* Set problem: Count every line that has "subhead" in it and give the total, nothing more.

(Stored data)
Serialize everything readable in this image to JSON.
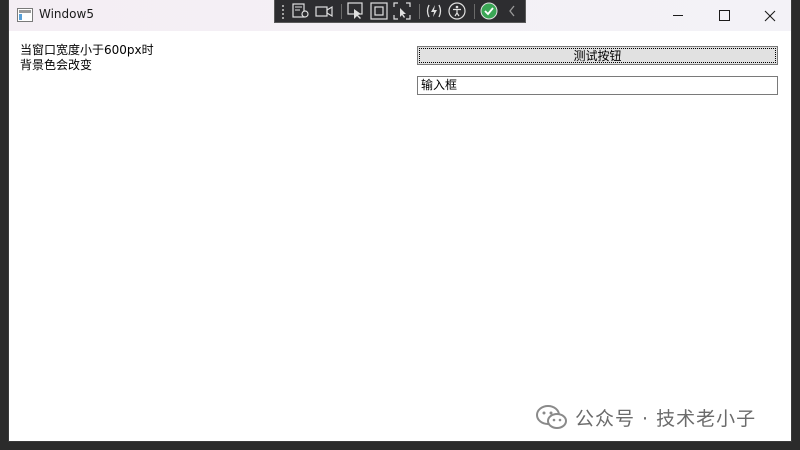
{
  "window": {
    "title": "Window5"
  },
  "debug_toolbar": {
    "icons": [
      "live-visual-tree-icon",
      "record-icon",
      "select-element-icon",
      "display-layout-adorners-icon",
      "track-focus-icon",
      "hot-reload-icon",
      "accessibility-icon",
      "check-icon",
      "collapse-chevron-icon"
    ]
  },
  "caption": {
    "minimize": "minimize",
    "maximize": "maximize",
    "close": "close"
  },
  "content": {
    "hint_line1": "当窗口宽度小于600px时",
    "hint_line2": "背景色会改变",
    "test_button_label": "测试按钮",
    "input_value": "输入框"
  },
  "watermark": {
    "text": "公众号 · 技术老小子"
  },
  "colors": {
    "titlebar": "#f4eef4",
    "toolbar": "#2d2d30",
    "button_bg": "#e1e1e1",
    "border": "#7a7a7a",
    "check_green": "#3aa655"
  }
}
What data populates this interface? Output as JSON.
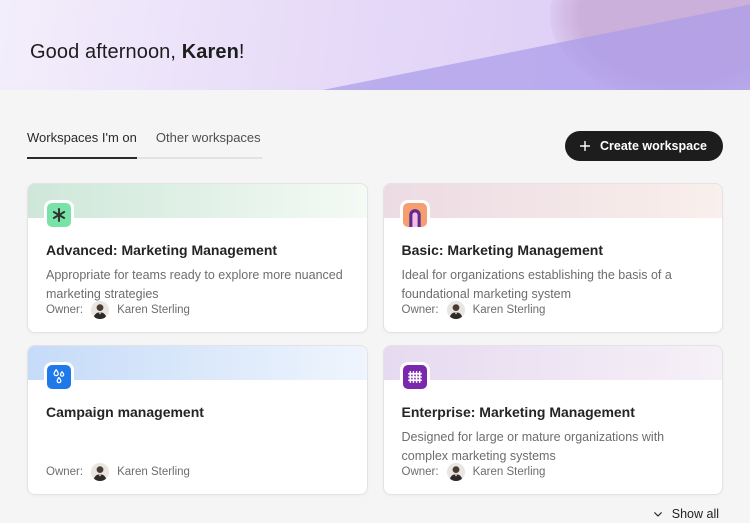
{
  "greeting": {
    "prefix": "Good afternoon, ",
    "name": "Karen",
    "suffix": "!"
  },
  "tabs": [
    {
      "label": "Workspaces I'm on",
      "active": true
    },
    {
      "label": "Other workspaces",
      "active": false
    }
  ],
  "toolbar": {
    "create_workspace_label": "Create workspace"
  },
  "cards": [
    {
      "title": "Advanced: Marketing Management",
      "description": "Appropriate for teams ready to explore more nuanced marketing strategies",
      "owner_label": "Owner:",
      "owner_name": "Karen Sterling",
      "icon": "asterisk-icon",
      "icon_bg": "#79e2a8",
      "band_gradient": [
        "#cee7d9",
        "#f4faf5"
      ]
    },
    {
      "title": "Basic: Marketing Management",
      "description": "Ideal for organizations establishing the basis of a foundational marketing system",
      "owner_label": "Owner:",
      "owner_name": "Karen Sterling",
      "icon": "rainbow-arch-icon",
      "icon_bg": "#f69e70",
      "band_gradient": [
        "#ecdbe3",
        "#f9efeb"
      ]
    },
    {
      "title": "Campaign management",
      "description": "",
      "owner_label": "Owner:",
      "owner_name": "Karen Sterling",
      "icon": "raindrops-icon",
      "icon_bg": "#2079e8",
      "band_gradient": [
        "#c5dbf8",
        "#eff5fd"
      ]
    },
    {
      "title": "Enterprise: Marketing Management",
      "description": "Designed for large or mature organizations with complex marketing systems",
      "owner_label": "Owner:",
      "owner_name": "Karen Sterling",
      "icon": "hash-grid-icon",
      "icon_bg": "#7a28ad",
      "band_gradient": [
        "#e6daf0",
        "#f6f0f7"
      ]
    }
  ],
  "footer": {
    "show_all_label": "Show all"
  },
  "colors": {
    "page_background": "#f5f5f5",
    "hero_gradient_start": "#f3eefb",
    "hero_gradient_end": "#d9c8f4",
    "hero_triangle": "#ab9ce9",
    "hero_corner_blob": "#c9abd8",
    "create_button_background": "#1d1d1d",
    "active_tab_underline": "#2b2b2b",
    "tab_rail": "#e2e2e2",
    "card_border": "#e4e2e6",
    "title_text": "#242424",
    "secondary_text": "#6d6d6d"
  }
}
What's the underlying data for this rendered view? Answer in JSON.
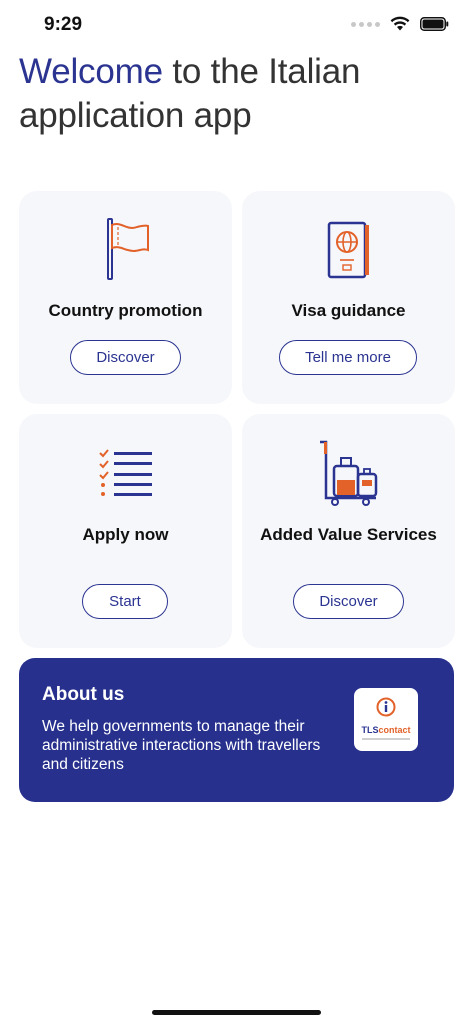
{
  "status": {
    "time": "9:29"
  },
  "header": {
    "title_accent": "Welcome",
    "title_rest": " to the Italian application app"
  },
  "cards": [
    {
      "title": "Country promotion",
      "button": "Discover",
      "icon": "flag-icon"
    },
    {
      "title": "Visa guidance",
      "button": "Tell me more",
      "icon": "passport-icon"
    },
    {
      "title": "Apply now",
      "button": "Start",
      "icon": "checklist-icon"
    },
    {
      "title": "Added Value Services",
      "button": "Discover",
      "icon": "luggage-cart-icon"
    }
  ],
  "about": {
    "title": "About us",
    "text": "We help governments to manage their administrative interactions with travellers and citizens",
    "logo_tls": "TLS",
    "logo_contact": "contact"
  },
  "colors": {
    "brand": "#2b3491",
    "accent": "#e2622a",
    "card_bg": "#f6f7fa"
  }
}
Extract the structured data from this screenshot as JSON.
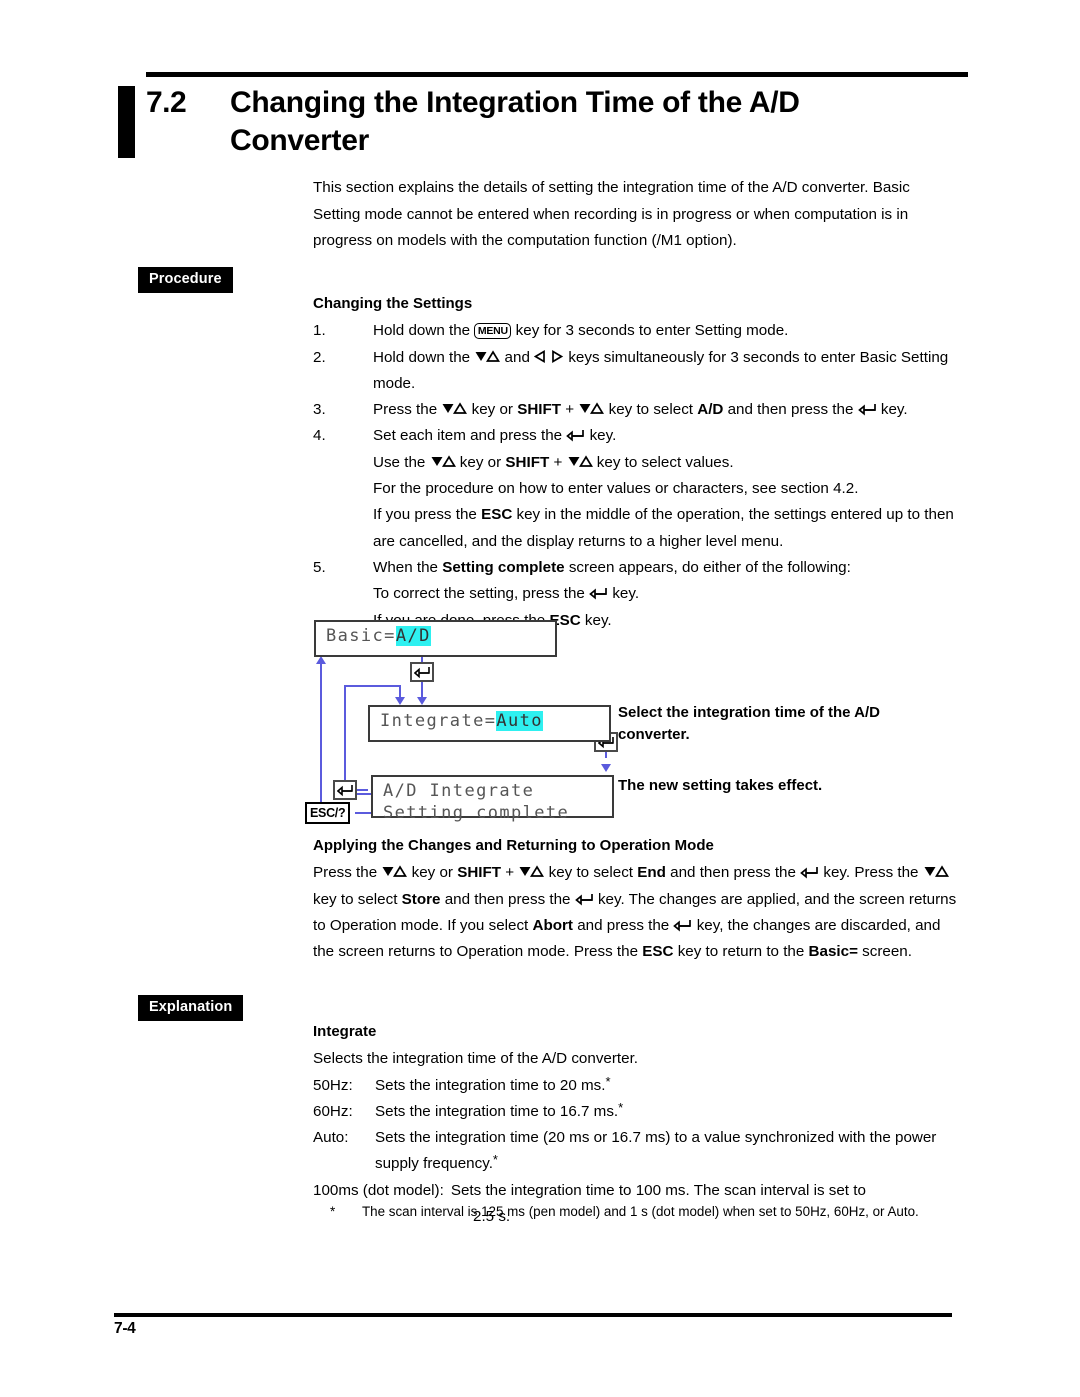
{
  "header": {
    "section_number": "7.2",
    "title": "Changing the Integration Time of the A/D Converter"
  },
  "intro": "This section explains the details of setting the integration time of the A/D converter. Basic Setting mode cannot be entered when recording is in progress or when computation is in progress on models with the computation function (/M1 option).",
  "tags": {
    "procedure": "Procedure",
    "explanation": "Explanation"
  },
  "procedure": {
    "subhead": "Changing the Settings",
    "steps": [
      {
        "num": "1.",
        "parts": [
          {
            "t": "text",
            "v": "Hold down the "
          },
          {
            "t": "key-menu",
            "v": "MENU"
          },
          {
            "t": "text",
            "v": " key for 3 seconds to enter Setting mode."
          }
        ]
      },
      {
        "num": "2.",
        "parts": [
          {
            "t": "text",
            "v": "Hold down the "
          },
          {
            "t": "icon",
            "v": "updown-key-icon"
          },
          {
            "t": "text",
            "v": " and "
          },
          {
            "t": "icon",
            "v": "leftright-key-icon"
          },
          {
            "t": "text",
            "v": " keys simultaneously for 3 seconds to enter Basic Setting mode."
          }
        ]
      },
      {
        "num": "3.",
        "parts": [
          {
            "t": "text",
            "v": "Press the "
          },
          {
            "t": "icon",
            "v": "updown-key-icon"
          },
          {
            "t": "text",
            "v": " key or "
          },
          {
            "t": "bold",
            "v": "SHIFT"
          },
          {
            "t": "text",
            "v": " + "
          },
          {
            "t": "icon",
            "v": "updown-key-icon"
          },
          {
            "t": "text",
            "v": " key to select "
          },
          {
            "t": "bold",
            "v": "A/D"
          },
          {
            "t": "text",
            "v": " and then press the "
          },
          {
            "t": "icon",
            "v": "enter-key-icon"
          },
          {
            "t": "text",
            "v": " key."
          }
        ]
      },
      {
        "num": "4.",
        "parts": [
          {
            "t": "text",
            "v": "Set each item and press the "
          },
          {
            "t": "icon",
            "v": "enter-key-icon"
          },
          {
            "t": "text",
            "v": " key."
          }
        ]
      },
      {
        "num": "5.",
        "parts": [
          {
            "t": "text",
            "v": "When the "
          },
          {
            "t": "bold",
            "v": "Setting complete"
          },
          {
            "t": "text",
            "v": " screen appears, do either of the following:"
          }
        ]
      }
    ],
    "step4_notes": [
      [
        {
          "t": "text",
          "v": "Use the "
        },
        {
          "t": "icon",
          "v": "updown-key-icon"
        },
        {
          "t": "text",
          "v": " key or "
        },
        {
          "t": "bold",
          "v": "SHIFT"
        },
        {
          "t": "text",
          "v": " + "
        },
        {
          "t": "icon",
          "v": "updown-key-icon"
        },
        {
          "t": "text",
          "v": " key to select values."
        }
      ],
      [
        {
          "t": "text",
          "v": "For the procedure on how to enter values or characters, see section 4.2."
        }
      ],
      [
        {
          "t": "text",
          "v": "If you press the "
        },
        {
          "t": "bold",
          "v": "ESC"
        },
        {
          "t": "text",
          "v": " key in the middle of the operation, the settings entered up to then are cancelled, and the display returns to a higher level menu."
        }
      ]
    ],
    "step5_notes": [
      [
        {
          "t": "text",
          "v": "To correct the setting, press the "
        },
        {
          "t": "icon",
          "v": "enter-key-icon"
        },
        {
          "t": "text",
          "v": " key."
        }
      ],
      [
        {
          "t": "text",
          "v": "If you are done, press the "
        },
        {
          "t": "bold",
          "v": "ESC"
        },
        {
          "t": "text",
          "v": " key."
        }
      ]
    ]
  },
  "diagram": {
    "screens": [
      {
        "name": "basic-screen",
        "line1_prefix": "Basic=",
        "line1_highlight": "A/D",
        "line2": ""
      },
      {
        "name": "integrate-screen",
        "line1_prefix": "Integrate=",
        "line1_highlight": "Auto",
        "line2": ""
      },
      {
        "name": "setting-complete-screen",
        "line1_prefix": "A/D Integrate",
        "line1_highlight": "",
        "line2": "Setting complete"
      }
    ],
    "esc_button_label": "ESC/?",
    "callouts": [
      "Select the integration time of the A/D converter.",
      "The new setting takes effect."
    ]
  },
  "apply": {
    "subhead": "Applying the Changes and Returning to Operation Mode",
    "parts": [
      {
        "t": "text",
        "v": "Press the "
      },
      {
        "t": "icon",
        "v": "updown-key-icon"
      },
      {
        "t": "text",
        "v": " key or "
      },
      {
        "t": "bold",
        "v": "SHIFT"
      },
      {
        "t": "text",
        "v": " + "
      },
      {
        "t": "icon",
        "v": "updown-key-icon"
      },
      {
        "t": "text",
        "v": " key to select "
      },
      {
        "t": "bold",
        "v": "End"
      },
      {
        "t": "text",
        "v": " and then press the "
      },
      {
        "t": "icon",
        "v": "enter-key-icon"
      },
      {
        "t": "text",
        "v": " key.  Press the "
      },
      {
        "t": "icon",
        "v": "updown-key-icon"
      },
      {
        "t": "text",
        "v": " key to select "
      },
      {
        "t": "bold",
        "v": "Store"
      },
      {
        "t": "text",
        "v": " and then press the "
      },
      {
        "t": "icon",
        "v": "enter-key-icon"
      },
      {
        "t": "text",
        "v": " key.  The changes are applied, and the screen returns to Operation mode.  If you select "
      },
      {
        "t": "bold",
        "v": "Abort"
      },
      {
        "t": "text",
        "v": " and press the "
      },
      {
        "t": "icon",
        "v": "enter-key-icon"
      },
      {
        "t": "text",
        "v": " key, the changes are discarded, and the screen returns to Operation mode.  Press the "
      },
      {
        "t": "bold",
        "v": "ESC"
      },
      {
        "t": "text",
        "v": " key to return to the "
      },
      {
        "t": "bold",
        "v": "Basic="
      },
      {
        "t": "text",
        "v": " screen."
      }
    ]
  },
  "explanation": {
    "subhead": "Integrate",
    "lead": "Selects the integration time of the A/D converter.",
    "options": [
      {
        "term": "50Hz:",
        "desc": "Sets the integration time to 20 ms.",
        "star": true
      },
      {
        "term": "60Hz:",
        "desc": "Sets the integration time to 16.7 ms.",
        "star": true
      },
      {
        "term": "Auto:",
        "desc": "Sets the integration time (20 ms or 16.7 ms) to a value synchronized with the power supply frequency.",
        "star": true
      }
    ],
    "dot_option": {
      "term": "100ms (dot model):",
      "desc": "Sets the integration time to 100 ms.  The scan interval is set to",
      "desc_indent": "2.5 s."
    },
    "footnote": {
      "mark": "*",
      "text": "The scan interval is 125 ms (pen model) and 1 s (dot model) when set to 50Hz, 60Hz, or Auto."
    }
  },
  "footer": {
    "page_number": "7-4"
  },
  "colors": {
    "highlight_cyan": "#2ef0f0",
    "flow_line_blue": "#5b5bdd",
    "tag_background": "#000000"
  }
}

* Output of the task: 3